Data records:

+--

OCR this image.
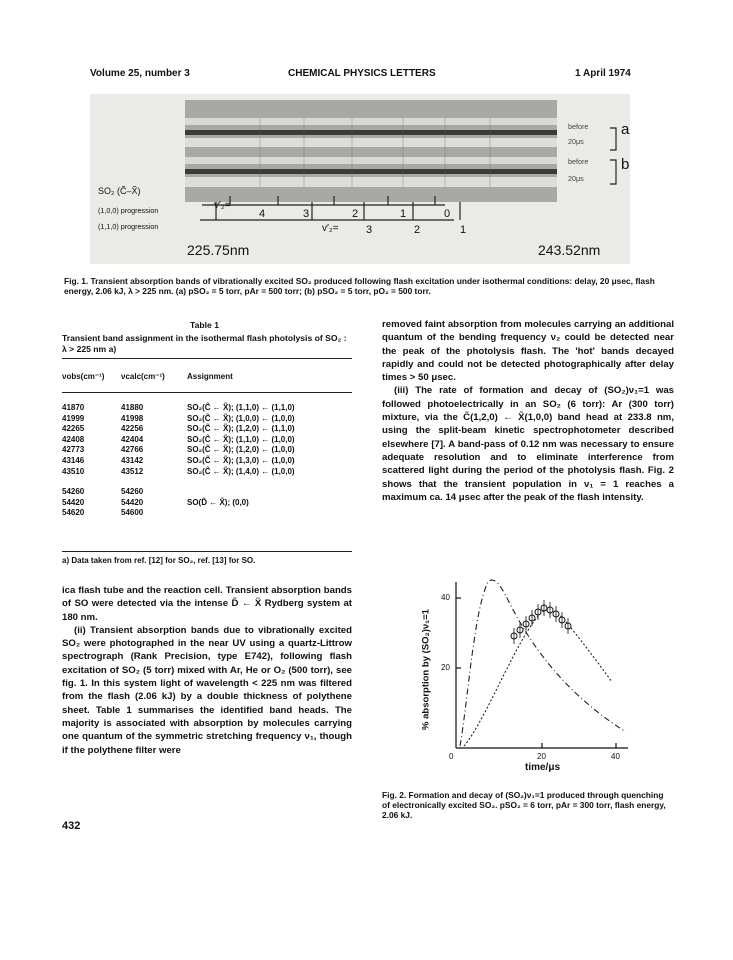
Volume 25, number 3	CHEMICAL PHYSICS LETTERS	1 April 1974
SO₂ (C̃–X̃)
(1,0,0) progression
(1,1,0) progression
before
20μs
before
20μs
a
b
v′₂=
v′₂=
4	3	2	1	0
3	2	1
225.75nm	243.52nm
Fig. 1. Transient absorption bands of vibrationally excited SO₂ produced following flash excitation under isothermal conditions: delay, 20 μsec, flash energy, 2.06 kJ, λ > 225 nm. (a) pSO₂ = 5 torr, pAr = 500 torr; (b) pSO₂ = 5 torr, pO₂ = 500 torr.
Table 1
Transient band assignment in the isothermal flash photolysis of SO₂ : λ > 225 nm a)
νobs(cm⁻¹)	νcalc(cm⁻¹)	Assignment
41870	41880	SO₂(C̃ ← X̃); (1,1,0) ← (1,1,0)
41999	41998	SO₂(C̃ ← X̃); (1,0,0) ← (1,0,0)
42265	42256	SO₂(C̃ ← X̃); (1,2,0) ← (1,1,0)
42408	42404	SO₂(C̃ ← X̃); (1,1,0) ← (1,0,0)
42773	42766	SO₂(C̃ ← X̃); (1,2,0) ← (1,0,0)
43146	43142	SO₂(C̃ ← X̃); (1,3,0) ← (1,0,0)
43510	43512	SO₂(C̃ ← X̃); (1,4,0) ← (1,0,0)
54260	54260	
54420	54420	SO(D̃ ← X̃); (0,0)
54620	54600	
a) Data taken from ref. [12] for SO₂, ref. [13] for SO.

ica flash tube and the reaction cell. Transient absorption bands of SO were detected via the intense D̃ ← X̃ Rydberg system at 180 nm.

(ii) Transient absorption bands due to vibrationally excited SO₂ were photographed in the near UV using a quartz-Littrow spectrograph (Rank Precision, type E742), following flash excitation of SO₂ (5 torr) mixed with Ar, He or O₂ (500 torr), see fig. 1. In this system light of wavelength < 225 nm was filtered from the flash (2.06 kJ) by a double thickness of polythene sheet. Table 1 summarises the identified band heads. The majority is associated with absorption by molecules carrying one quantum of the symmetric stretching frequency ν₁, though if the polythene filter were

removed faint absorption from molecules carrying an additional quantum of the bending frequency ν₂ could be detected near the peak of the photolysis flash. The 'hot' bands decayed rapidly and could not be detected photographically after delay times > 50 μsec.

(iii) The rate of formation and decay of (SO₂)ν₁=1 was followed photoelectrically in an SO₂ (6 torr): Ar (300 torr) mixture, via the C̃(1,2,0) ← X̃(1,0,0) band head at 233.8 nm, using the split-beam kinetic spectrophotometer described elsewhere [7]. A band-pass of 0.12 nm was necessary to ensure adequate resolution and to eliminate interference from scattered light during the period of the photolysis flash. Fig. 2 shows that the transient population in ν₁ = 1 reaches a maximum ca. 14 μsec after the peak of the flash intensity.

40
20
0	20	40
time/μs
% absorption by (SO₂)ν₁=1
Fig. 2. Formation and decay of (SO₂)ν₁=1 produced through quenching of electronically excited SO₂. pSO₂ = 6 torr, pAr = 300 torr, flash energy, 2.06 kJ.
432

+--

BRIEF —
From the entries above, copy every line where the word "system" shows up.

ANSWER TO THIS PROBLEM —
ica flash tube and the reaction cell. Transient absorption bands of SO were detected via the intense D̃ ← X̃ Rydberg system at 180 nm.
(ii) Transient absorption bands due to vibrationally excited SO₂ were photographed in the near UV using a quartz-Littrow spectrograph (Rank Precision, type E742), following flash excitation of SO₂ (5 torr) mixed with Ar, He or O₂ (500 torr), see fig. 1. In this system light of wavelength < 225 nm was filtered from the flash (2.06 kJ) by a double thickness of polythene sheet. Table 1 summarises the identified band heads. The majority is associated with absorption by molecules carrying one quantum of the symmetric stretching frequency ν₁, though if the polythene filter were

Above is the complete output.